Rows:

↓

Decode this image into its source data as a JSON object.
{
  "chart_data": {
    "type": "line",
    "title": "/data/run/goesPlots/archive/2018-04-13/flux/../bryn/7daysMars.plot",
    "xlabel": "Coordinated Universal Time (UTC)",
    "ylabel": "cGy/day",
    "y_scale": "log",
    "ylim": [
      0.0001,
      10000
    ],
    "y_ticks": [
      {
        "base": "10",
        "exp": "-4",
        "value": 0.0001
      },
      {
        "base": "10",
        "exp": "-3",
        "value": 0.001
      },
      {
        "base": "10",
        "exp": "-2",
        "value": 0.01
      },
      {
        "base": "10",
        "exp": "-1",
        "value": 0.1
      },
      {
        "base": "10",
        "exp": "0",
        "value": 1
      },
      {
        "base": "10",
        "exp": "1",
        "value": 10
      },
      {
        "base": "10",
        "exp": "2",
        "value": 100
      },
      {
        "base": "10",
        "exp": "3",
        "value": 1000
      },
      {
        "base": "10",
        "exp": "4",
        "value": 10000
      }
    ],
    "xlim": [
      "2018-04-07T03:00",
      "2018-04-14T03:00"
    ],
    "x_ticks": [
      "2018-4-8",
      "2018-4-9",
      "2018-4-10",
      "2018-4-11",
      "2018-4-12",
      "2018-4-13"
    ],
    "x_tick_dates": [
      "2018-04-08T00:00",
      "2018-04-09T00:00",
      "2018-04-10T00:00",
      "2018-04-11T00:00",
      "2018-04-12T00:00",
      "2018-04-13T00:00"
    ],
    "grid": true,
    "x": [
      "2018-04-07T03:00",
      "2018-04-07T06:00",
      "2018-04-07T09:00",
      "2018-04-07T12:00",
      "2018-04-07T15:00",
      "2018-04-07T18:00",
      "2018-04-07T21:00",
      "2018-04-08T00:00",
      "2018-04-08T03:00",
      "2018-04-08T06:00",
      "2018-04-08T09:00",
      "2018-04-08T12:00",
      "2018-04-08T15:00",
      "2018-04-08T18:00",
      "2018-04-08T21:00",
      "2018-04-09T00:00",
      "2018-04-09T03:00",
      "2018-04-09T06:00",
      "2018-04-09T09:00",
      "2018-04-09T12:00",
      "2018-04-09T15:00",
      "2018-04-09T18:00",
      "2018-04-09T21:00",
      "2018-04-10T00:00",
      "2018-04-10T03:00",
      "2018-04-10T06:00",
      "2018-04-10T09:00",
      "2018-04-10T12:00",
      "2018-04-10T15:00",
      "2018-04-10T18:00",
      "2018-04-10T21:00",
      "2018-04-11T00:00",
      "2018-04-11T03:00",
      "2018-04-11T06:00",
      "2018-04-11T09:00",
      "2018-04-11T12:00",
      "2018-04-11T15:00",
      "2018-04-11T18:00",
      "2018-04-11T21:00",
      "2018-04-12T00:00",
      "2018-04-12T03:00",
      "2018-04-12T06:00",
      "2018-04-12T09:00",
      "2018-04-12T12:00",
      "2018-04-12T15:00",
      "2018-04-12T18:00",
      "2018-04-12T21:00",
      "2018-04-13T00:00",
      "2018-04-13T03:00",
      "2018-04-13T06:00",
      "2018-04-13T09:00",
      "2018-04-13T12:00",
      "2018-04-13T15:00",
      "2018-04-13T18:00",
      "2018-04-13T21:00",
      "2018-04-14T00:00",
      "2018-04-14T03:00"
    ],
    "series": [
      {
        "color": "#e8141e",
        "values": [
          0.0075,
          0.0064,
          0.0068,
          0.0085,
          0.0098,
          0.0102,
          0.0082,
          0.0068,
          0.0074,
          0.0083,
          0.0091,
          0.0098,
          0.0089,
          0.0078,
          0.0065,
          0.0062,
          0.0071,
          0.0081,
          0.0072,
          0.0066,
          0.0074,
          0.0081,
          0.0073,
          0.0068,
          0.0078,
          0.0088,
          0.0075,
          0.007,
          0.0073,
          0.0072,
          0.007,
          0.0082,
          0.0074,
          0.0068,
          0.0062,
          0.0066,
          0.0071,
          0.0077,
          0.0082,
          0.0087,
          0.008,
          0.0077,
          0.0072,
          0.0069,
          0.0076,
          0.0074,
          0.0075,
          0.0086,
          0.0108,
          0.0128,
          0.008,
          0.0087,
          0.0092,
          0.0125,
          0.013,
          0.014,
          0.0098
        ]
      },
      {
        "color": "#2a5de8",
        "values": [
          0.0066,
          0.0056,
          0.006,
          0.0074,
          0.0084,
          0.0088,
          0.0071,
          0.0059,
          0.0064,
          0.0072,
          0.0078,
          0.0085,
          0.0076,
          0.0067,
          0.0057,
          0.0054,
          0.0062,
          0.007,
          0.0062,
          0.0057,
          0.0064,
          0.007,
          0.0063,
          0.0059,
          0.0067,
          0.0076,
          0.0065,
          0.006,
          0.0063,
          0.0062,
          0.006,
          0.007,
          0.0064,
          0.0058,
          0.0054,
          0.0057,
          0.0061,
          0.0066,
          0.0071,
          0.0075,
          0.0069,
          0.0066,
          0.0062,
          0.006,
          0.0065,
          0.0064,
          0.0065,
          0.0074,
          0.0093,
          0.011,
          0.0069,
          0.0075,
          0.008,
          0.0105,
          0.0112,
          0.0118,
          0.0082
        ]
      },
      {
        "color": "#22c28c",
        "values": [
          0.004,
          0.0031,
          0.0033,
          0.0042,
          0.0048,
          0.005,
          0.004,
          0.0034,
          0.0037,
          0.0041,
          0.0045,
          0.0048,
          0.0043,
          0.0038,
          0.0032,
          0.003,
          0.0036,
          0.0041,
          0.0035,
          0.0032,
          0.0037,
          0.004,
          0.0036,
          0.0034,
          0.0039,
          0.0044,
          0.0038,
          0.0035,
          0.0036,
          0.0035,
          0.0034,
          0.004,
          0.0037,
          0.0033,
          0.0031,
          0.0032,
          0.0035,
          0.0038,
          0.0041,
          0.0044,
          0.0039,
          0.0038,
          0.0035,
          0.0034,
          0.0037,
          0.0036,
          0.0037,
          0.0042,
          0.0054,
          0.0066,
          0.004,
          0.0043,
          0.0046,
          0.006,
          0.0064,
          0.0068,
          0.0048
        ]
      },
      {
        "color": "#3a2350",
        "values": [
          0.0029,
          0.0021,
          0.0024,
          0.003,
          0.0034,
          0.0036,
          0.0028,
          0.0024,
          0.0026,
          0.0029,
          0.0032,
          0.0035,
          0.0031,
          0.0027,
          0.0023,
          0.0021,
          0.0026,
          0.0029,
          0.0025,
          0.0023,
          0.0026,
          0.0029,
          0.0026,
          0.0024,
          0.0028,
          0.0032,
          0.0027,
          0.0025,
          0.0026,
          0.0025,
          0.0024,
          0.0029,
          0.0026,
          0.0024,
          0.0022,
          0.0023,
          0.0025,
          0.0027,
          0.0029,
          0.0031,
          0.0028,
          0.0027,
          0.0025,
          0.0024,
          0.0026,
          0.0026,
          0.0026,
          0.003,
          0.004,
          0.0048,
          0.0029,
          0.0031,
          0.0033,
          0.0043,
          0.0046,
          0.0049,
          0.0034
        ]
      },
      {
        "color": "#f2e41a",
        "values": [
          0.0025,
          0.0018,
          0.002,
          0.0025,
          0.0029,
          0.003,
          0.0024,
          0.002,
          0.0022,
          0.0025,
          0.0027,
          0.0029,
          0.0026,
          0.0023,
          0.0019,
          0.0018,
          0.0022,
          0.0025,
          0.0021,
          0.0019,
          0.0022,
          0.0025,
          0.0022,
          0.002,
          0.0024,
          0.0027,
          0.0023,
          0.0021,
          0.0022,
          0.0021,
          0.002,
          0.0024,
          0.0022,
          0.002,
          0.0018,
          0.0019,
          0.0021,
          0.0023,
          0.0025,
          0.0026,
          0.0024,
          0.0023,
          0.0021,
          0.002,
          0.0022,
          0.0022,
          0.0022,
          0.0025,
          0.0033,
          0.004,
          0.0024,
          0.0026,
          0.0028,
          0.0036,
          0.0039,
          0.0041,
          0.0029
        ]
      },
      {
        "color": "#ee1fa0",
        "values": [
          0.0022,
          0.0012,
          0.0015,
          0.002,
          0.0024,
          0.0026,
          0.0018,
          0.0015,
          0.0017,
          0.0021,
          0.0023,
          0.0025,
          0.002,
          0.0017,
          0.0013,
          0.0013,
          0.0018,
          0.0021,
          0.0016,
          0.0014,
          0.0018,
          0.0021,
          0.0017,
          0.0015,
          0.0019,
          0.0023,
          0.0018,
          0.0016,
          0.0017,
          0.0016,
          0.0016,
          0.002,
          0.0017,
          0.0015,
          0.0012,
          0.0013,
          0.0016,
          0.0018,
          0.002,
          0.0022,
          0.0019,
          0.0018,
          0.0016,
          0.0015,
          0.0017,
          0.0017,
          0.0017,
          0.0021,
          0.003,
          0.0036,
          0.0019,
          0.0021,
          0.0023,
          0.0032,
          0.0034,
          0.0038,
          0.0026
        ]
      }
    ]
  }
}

↑

Work to be completed: Locate each line with the word "color" and copy it.

Answer to this task:
        "color": "#e8141e",
        "color": "#2a5de8",
        "color": "#22c28c",
        "color": "#3a2350",
        "color": "#f2e41a",
        "color": "#ee1fa0",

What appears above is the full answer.